Reproduce the complete listing without any deviation.
◇ ◇ ◇
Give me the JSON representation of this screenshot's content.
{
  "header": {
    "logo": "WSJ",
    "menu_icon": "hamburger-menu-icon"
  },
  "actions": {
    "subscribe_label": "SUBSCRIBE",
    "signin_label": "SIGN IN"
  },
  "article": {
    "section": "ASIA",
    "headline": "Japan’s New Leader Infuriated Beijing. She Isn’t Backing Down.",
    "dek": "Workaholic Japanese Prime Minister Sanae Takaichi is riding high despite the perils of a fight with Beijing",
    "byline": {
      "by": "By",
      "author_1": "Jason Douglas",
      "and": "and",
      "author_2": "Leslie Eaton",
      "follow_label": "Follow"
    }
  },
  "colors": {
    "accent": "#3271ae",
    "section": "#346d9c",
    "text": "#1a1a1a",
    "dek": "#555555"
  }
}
◇ ◇ ◇
**Full answer:**
Give me the JSON representation of this screenshot's content.
{
  "header": {
    "logo": "WSJ",
    "menu_icon": "hamburger-menu-icon"
  },
  "actions": {
    "subscribe_label": "SUBSCRIBE",
    "signin_label": "SIGN IN"
  },
  "article": {
    "section": "ASIA",
    "headline": "Japan’s New Leader Infuriated Beijing. She Isn’t Backing Down.",
    "dek": "Workaholic Japanese Prime Minister Sanae Takaichi is riding high despite the perils of a fight with Beijing",
    "byline": {
      "by": "By",
      "author_1": "Jason Douglas",
      "and": "and",
      "author_2": "Leslie Eaton",
      "follow_label": "Follow"
    }
  },
  "colors": {
    "accent": "#3271ae",
    "section": "#346d9c",
    "text": "#1a1a1a",
    "dek": "#555555"
  }
}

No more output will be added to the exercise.